§ Instructions to follow
Here are some records. Copy each one exactly.

====== Recorded data ======

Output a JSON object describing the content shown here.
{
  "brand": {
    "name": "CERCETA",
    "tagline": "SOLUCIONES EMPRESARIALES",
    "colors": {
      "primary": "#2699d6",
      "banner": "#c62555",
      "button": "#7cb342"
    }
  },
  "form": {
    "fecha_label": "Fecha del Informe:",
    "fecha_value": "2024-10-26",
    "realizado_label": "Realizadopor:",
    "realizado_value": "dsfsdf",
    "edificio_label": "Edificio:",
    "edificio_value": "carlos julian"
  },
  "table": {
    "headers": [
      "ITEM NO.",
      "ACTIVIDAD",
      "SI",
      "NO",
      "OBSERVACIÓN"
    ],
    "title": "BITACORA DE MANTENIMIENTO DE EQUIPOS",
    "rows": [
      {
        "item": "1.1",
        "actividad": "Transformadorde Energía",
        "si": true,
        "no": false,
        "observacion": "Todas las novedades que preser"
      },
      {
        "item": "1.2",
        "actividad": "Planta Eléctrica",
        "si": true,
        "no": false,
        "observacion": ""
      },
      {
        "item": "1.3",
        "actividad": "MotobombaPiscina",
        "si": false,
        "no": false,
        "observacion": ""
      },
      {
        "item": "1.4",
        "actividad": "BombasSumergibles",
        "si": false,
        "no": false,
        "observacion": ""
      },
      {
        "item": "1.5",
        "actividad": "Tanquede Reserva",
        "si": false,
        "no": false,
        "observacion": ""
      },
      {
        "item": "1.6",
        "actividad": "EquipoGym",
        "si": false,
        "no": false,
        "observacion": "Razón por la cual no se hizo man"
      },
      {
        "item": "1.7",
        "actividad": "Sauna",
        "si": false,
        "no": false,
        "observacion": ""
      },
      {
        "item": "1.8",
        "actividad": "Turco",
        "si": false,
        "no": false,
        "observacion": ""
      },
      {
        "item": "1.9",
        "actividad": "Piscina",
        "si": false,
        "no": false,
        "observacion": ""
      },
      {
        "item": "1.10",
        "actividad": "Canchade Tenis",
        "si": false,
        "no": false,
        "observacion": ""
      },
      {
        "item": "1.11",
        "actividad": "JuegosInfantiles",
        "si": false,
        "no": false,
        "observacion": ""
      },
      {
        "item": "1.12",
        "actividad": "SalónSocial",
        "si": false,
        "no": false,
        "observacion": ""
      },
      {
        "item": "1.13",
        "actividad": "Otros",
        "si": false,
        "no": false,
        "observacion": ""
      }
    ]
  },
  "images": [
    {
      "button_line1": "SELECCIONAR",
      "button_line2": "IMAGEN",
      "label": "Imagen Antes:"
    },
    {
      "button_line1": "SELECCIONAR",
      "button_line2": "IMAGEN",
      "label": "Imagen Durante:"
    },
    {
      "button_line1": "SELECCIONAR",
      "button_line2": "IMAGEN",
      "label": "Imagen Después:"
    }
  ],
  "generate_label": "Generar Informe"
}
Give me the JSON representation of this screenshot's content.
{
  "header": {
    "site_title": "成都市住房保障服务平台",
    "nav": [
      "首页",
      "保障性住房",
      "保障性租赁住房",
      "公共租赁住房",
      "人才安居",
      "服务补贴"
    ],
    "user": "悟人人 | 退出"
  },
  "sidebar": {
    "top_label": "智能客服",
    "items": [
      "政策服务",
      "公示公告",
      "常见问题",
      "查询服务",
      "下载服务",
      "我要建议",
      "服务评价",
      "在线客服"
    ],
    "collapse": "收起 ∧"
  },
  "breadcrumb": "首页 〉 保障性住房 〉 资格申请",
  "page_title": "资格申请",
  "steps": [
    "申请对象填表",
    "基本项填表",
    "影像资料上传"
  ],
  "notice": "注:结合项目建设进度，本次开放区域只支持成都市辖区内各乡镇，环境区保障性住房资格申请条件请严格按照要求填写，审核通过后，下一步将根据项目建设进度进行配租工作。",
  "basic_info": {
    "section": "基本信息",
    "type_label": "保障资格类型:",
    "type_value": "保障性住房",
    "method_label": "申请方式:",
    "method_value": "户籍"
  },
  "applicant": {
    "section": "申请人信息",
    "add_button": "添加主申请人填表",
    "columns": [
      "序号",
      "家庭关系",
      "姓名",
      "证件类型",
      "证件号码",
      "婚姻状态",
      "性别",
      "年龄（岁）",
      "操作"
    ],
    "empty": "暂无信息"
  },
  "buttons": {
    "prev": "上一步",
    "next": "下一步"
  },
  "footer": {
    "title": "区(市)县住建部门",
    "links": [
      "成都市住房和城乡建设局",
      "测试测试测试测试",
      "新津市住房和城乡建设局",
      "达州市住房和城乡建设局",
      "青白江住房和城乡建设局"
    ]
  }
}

======

§ Completed exercise
Output a JSON object describing the content shown here.
{
  "brand": {
    "name": "CERCETA",
    "tagline": "SOLUCIONES EMPRESARIALES",
    "colors": {
      "primary": "#2699d6",
      "banner": "#c62555",
      "button": "#7cb342"
    }
  },
  "form": {
    "fecha_label": "Fecha del Informe:",
    "fecha_value": "2024-10-26",
    "realizado_label": "Realizadopor:",
    "realizado_value": "dsfsdf",
    "edificio_label": "Edificio:",
    "edificio_value": "carlos julian"
  },
  "table": {
    "headers": [
      "ITEM NO.",
      "ACTIVIDAD",
      "SI",
      "NO",
      "OBSERVACIÓN"
    ],
    "title": "BITACORA DE MANTENIMIENTO DE EQUIPOS",
    "rows": [
      {
        "item": "1.1",
        "actividad": "Transformadorde Energía",
        "si": true,
        "no": false,
        "observacion": "Todas las novedades que preser"
      },
      {
        "item": "1.2",
        "actividad": "Planta Eléctrica",
        "si": true,
        "no": false,
        "observacion": ""
      },
      {
        "item": "1.3",
        "actividad": "MotobombaPiscina",
        "si": false,
        "no": false,
        "observacion": ""
      },
      {
        "item": "1.4",
        "actividad": "BombasSumergibles",
        "si": false,
        "no": false,
        "observacion": ""
      },
      {
        "item": "1.5",
        "actividad": "Tanquede Reserva",
        "si": false,
        "no": false,
        "observacion": ""
      },
      {
        "item": "1.6",
        "actividad": "EquipoGym",
        "si": false,
        "no": false,
        "observacion": "Razón por la cual no se hizo man"
      },
      {
        "item": "1.7",
        "actividad": "Sauna",
        "si": false,
        "no": false,
        "observacion": ""
      },
      {
        "item": "1.8",
        "actividad": "Turco",
        "si": false,
        "no": false,
        "observacion": ""
      },
      {
        "item": "1.9",
        "actividad": "Piscina",
        "si": false,
        "no": false,
        "observacion": ""
      },
      {
        "item": "1.10",
        "actividad": "Canchade Tenis",
        "si": false,
        "no": false,
        "observacion": ""
      },
      {
        "item": "1.11",
        "actividad": "JuegosInfantiles",
        "si": false,
        "no": false,
        "observacion": ""
      },
      {
        "item": "1.12",
        "actividad": "SalónSocial",
        "si": false,
        "no": false,
        "observacion": ""
      },
      {
        "item": "1.13",
        "actividad": "Otros",
        "si": false,
        "no": false,
        "observacion": ""
      }
    ]
  },
  "images": [
    {
      "button_line1": "SELECCIONAR",
      "button_line2": "IMAGEN",
      "label": "Imagen Antes:"
    },
    {
      "button_line1": "SELECCIONAR",
      "button_line2": "IMAGEN",
      "label": "Imagen Durante:"
    },
    {
      "button_line1": "SELECCIONAR",
      "button_line2": "IMAGEN",
      "label": "Imagen Después:"
    }
  ],
  "generate_label": "Generar Informe"
}
Give me the JSON representation of this screenshot's content.
{
  "header": {
    "site_title": "成都市住房保障服务平台",
    "nav": [
      "首页",
      "保障性住房",
      "保障性租赁住房",
      "公共租赁住房",
      "人才安居",
      "服务补贴"
    ],
    "user": "悟人人 | 退出"
  },
  "sidebar": {
    "top_label": "智能客服",
    "items": [
      "政策服务",
      "公示公告",
      "常见问题",
      "查询服务",
      "下载服务",
      "我要建议",
      "服务评价",
      "在线客服"
    ],
    "collapse": "收起 ∧"
  },
  "breadcrumb": "首页 〉 保障性住房 〉 资格申请",
  "page_title": "资格申请",
  "steps": [
    "申请对象填表",
    "基本项填表",
    "影像资料上传"
  ],
  "notice": "注:结合项目建设进度，本次开放区域只支持成都市辖区内各乡镇，环境区保障性住房资格申请条件请严格按照要求填写，审核通过后，下一步将根据项目建设进度进行配租工作。",
  "basic_info": {
    "section": "基本信息",
    "type_label": "保障资格类型:",
    "type_value": "保障性住房",
    "method_label": "申请方式:",
    "method_value": "户籍"
  },
  "applicant": {
    "section": "申请人信息",
    "add_button": "添加主申请人填表",
    "columns": [
      "序号",
      "家庭关系",
      "姓名",
      "证件类型",
      "证件号码",
      "婚姻状态",
      "性别",
      "年龄（岁）",
      "操作"
    ],
    "empty": "暂无信息"
  },
  "buttons": {
    "prev": "上一步",
    "next": "下一步"
  },
  "footer": {
    "title": "区(市)县住建部门",
    "links": [
      "成都市住房和城乡建设局",
      "测试测试测试测试",
      "新津市住房和城乡建设局",
      "达州市住房和城乡建设局",
      "青白江住房和城乡建设局"
    ]
  }
}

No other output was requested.